## Excerpts from a layout annotation set
•••••

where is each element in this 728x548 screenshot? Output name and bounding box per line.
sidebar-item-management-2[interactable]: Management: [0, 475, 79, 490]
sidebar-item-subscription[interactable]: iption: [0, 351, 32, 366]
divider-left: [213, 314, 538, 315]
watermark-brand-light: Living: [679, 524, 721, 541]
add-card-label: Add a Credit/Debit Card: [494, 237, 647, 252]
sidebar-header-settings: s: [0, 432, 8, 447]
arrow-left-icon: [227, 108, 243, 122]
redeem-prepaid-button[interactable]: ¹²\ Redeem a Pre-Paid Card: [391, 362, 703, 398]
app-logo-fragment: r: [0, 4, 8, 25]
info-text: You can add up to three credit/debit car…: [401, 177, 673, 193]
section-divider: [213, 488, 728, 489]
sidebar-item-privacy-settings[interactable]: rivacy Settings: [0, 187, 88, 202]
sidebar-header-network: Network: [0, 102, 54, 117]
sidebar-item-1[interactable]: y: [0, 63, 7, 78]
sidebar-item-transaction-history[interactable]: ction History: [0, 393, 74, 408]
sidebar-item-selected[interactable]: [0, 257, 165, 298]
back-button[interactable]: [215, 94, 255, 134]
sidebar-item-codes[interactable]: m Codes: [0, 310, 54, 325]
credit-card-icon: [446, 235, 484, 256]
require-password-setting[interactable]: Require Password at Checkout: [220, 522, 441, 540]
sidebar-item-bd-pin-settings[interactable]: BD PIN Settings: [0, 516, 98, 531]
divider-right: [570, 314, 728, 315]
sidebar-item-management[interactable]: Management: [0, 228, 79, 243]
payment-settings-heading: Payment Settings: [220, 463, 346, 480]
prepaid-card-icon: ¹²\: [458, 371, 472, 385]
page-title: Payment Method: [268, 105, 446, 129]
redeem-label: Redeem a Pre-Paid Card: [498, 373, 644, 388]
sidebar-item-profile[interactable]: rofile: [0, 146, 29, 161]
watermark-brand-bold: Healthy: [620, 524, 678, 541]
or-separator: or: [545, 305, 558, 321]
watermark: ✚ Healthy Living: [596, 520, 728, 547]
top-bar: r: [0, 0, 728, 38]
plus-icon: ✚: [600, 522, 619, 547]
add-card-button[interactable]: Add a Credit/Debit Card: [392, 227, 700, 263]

•••••

## Problem description
Please collect every row above that contains the string "redeem", and copy each of those rows out in full.

## Final result
redeem-prepaid-button[interactable]: ¹²\ Redeem a Pre-Paid Card: [391, 362, 703, 398]
redeem-label: Redeem a Pre-Paid Card: [498, 373, 644, 388]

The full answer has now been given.